» Record excerpts
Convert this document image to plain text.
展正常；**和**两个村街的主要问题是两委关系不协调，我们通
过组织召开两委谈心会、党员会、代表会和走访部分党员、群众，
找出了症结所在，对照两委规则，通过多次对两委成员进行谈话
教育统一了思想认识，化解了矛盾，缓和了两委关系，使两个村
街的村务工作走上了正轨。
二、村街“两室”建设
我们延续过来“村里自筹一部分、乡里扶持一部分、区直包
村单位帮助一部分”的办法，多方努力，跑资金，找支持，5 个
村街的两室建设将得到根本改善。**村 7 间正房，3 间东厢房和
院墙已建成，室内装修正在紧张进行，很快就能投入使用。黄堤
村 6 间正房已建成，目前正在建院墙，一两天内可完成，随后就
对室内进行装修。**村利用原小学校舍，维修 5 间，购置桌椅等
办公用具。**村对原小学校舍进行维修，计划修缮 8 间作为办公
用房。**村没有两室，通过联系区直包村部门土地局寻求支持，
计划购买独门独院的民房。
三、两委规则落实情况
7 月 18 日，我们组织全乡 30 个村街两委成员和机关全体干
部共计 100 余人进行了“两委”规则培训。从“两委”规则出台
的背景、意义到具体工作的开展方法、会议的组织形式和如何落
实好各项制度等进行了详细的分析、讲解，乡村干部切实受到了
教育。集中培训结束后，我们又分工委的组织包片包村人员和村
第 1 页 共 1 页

» What needs to be done
Output the data above exactly, please, line for line.

» Full answer
Convert this document image to plain text.
展正常；**和**两个村街的主要问题是两委关系不协调，我们通
过组织召开两委谈心会、党员会、代表会和走访部分党员、群众，
找出了症结所在，对照两委规则，通过多次对两委成员进行谈话
教育统一了思想认识，化解了矛盾，缓和了两委关系，使两个村
街的村务工作走上了正轨。
二、村街“两室”建设
我们延续过来“村里自筹一部分、乡里扶持一部分、区直包
村单位帮助一部分”的办法，多方努力，跑资金，找支持，5 个
村街的两室建设将得到根本改善。**村 7 间正房，3 间东厢房和
院墙已建成，室内装修正在紧张进行，很快就能投入使用。黄堤
村 6 间正房已建成，目前正在建院墙，一两天内可完成，随后就
对室内进行装修。**村利用原小学校舍，维修 5 间，购置桌椅等
办公用具。**村对原小学校舍进行维修，计划修缮 8 间作为办公
用房。**村没有两室，通过联系区直包村部门土地局寻求支持，
计划购买独门独院的民房。
三、两委规则落实情况
7 月 18 日，我们组织全乡 30 个村街两委成员和机关全体干
部共计 100 余人进行了“两委”规则培训。从“两委”规则出台
的背景、意义到具体工作的开展方法、会议的组织形式和如何落
实好各项制度等进行了详细的分析、讲解，乡村干部切实受到了
教育。集中培训结束后，我们又分工委的组织包片包村人员和村
第 1 页 共 1 页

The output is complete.